Listed entries:

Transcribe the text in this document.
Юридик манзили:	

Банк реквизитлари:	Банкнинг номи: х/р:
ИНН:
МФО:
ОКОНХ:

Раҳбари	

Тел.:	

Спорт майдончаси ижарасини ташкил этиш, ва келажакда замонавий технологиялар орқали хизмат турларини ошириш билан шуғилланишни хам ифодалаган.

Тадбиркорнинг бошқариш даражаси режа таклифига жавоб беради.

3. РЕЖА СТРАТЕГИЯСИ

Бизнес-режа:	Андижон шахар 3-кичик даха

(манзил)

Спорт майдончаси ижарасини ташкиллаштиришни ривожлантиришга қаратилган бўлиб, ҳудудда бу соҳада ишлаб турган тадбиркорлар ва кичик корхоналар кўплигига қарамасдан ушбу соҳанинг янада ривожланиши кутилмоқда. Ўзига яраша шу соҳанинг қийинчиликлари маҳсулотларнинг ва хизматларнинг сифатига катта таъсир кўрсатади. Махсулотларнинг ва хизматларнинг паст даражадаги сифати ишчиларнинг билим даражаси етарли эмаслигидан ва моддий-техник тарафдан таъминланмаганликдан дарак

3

Requirements:
The entries above must be returned exactly.

Answer for the task:
Transcribe the text in this document.
Юридик манзили:	

Банк реквизитлари:	Банкнинг номи: х/р:
ИНН:
МФО:
ОКОНХ:

Раҳбари	

Тел.:	

Спорт майдончаси ижарасини ташкил этиш, ва келажакда замонавий технологиялар орқали хизмат турларини ошириш билан шуғилланишни хам ифодалаган.

Тадбиркорнинг бошқариш даражаси режа таклифига жавоб беради.

3. РЕЖА СТРАТЕГИЯСИ

Бизнес-режа:	Андижон шахар 3-кичик даха

(манзил)

Спорт майдончаси ижарасини ташкиллаштиришни ривожлантиришга қаратилган бўлиб, ҳудудда бу соҳада ишлаб турган тадбиркорлар ва кичик корхоналар кўплигига қарамасдан ушбу соҳанинг янада ривожланиши кутилмоқда. Ўзига яраша шу соҳанинг қийинчиликлари маҳсулотларнинг ва хизматларнинг сифатига катта таъсир кўрсатади. Махсулотларнинг ва хизматларнинг паст даражадаги сифати ишчиларнинг билим даражаси етарли эмаслигидан ва моддий-техник тарафдан таъминланмаганликдан дарак

3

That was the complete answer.